[libcxx] Policy with respect to language extensions

In the following I mean by “language extension” anything that is not in the C++11/14 draft nor accepted in the C++1z draft.

Since I use libc++ I’ve seen a tendency to enable/experiment with language extensions silently by default. This has always resulted into trouble for me:

Three cases come to mind:

  • “return {…}; into a std::tuple”
  • constexpr invoke
  • std::bitset::const_reference

These extensions make sense, users might expect them, and as a consequence it is easy to use these extensions without knowing that one is writing non-portable code.

I like that people experiment and add extensions to libc++ and wish it would be done more often as long as the extensions are always opt-in (e.g. put behind a macro).

Does libc++ has a policy with respect to extensions?

If so, what is this policy?

Otherwise, should it have one?

IMO, libc++ should follow the clang policy on extensions:
http://clang.llvm.org/get_involved.html

-Chris

I think it would also be useful to have a "strictly conforming" (or as
close as we can reasonably get) mode, controlled by a macro.

In the following I mean by "language extension" anything that is not in
the C++11/14 draft nor accepted in the C++1z draft.

Since I use libc++ I've seen a tendency to enable/experiment with
language extensions silently by default. This has always resulted into
trouble for me:

Three cases come to mind:

- "return {...}; into a std::tuple"
- constexpr invoke
- std::bitset::const_reference

These extensions make sense, users might expect them, and as a
consequence it is easy to use these extensions without knowing that one is
writing non-portable code.

I like that people experiment and add extensions to libc++ and wish it
would be done more often as long as the extensions are always opt-in (e.g.
put behind a macro).

Does libc++ has a policy with respect to extensions?

If so, what is this policy?

IMO, libc++ should follow the clang policy on extensions:
http://clang.llvm.org/get_involved.html

I think it would also be useful to have a "strictly conforming" (or as
close as we can reasonably get) mode, controlled by a macro.

Wouldn't we have to be extra careful or we could get ODR violations across
object/shared object boundaries if one wanted extra conformance but another
did not?

Yes.

-- Marshall

From: "Marshall Clow" <mclow.lists@gmail.com>
To: "David Majnemer" <david.majnemer@gmail.com>
Cc: "Richard Smith" <richard@metafoo.co.uk>, "clang developer list" <cfe-dev@lists.llvm.org>, "Gonzalo BG"
<gonzalobg88@gmail.com>
Sent: Wednesday, August 12, 2015 5:05:05 PM
Subject: Re: [cfe-dev] [libcxx] Policy with respect to language extensions

I think it would also be useful to have a "strictly conforming" (or
as close as we can reasonably get) mode, controlled by a macro.

=== Dataset ===

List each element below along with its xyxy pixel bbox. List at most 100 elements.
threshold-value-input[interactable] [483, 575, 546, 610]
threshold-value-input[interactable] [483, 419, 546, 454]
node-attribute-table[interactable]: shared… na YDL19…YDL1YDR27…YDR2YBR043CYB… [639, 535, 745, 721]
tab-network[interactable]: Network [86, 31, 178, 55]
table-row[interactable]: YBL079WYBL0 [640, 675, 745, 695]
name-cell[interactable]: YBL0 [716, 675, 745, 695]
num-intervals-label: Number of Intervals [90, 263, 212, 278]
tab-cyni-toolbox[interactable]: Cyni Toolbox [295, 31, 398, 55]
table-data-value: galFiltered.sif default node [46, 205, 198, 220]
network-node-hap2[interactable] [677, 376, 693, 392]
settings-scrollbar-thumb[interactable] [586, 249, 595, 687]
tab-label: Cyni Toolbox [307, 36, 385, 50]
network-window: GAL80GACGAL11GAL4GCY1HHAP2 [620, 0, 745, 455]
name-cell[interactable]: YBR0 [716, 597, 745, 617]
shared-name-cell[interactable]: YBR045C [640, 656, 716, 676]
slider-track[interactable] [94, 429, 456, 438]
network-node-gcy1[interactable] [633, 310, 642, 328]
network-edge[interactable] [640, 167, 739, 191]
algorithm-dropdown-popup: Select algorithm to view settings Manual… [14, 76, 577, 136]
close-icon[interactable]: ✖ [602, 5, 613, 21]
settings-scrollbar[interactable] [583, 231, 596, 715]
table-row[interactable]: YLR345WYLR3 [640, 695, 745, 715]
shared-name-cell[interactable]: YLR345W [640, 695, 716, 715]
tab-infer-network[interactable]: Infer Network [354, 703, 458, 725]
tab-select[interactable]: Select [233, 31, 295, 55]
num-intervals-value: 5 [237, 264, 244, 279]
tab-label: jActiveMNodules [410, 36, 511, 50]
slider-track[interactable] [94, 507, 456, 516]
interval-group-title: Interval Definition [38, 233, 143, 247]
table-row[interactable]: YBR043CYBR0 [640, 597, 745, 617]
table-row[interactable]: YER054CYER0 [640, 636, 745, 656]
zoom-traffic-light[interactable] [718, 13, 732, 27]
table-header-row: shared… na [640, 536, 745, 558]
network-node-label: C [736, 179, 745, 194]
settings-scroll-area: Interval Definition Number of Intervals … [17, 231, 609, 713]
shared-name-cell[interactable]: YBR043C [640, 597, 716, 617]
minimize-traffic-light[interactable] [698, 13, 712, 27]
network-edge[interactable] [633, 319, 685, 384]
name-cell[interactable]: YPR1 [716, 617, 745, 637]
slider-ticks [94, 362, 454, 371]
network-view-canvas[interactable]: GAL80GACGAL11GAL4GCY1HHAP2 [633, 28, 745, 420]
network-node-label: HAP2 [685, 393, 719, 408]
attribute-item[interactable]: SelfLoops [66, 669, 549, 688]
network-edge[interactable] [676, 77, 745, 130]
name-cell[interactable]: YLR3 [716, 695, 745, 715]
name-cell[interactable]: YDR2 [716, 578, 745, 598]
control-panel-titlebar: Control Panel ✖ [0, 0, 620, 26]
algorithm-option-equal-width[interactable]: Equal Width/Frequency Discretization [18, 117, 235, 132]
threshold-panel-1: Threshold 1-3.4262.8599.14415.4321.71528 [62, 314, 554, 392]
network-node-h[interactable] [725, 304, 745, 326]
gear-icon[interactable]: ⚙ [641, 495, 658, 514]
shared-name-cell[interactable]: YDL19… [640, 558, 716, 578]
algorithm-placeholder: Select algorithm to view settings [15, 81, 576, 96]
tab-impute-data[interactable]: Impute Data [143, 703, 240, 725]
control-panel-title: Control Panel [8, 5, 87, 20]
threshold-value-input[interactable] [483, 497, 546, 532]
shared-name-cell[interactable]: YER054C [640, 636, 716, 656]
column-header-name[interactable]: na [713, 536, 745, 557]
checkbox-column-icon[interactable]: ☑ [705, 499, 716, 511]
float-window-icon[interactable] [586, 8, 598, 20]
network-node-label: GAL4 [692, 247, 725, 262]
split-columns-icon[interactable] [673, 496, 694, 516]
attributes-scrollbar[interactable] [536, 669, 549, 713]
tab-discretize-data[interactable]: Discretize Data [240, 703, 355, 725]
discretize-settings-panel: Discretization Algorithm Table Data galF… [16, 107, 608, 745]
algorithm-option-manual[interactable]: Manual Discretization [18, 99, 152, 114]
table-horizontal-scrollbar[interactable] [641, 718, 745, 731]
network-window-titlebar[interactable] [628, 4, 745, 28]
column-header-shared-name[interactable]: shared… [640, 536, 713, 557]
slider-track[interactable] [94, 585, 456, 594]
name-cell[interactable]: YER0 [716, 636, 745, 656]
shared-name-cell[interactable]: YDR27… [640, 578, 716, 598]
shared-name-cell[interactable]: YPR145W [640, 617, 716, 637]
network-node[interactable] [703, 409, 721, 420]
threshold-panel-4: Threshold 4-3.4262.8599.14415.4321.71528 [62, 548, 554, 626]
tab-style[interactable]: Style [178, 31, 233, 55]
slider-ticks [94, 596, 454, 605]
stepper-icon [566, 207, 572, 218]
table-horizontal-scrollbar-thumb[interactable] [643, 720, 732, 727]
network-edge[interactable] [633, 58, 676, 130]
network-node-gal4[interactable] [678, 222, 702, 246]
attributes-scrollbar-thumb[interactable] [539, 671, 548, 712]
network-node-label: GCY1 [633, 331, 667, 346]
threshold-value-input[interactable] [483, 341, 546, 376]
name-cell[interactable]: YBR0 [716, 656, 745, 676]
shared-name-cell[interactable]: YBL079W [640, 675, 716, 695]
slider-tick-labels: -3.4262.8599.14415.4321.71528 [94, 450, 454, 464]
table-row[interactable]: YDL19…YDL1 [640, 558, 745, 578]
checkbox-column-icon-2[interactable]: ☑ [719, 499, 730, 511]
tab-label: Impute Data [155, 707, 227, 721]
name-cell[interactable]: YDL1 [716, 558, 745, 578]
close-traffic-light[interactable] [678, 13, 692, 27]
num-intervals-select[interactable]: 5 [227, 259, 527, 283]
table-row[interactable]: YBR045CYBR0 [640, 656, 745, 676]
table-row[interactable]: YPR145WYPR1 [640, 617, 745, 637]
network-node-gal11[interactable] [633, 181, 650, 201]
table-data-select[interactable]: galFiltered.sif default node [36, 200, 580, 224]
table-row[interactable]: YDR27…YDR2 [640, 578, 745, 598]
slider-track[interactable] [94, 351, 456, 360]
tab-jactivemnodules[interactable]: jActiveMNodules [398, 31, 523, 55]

=== Task objective ===
In the libc++ extensions thread, what condition does the first writer place on adding extensions to libc++ more often? Rely only on the libc++ extensions thread, not on the listing.

=== Written solution ===
The extensions must always be opt-in, for example placed behind a macro.